The records should be repeated word for word, pictures excluded.

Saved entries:
────────────────────────────────────────

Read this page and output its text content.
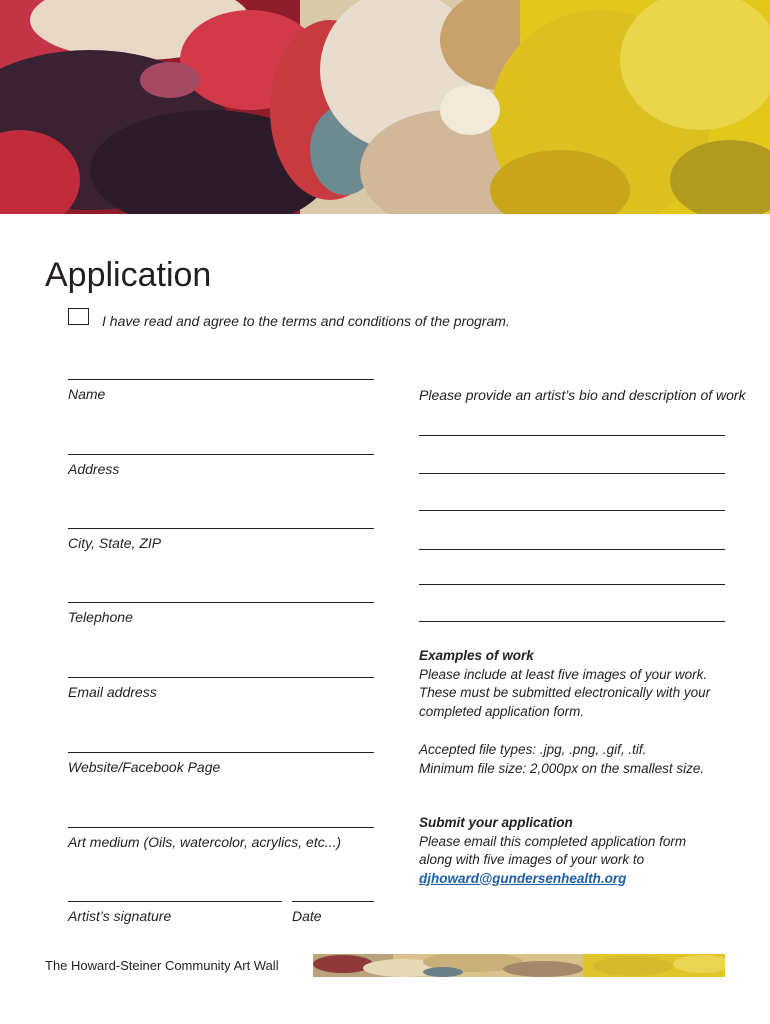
Application
I have read and agree to the terms and conditions of the program.
Name
Address
City, State, ZIP
Telephone
Email address
Website/Facebook Page
Art medium (Oils, watercolor, acrylics, etc...)
Artist’s signature	Date
Please provide an artist’s bio and description of work
Examples of work
Please include at least five images of your work.
These must be submitted electronically with your
completed application form.
Accepted file types: .jpg, .png, .gif, .tif.
Minimum file size: 2,000px on the smallest size.
Submit your application
Please email this completed application form
along with five images of your work to
djhoward@gundersenhealth.org
The Howard-Steiner Community Art Wall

────────────────────────────────────────

Exercise result:
Read this page and output its text content.
Application
I have read and agree to the terms and conditions of the program.
Name
Address
City, State, ZIP
Telephone
Email address
Website/Facebook Page
Art medium (Oils, watercolor, acrylics, etc...)
Artist’s signature	Date
Please provide an artist’s bio and description of work
Examples of work
Please include at least five images of your work.
These must be submitted electronically with your
completed application form.
Accepted file types: .jpg, .png, .gif, .tif.
Minimum file size: 2,000px on the smallest size.
Submit your application
Please email this completed application form
along with five images of your work to
djhoward@gundersenhealth.org
The Howard-Steiner Community Art Wall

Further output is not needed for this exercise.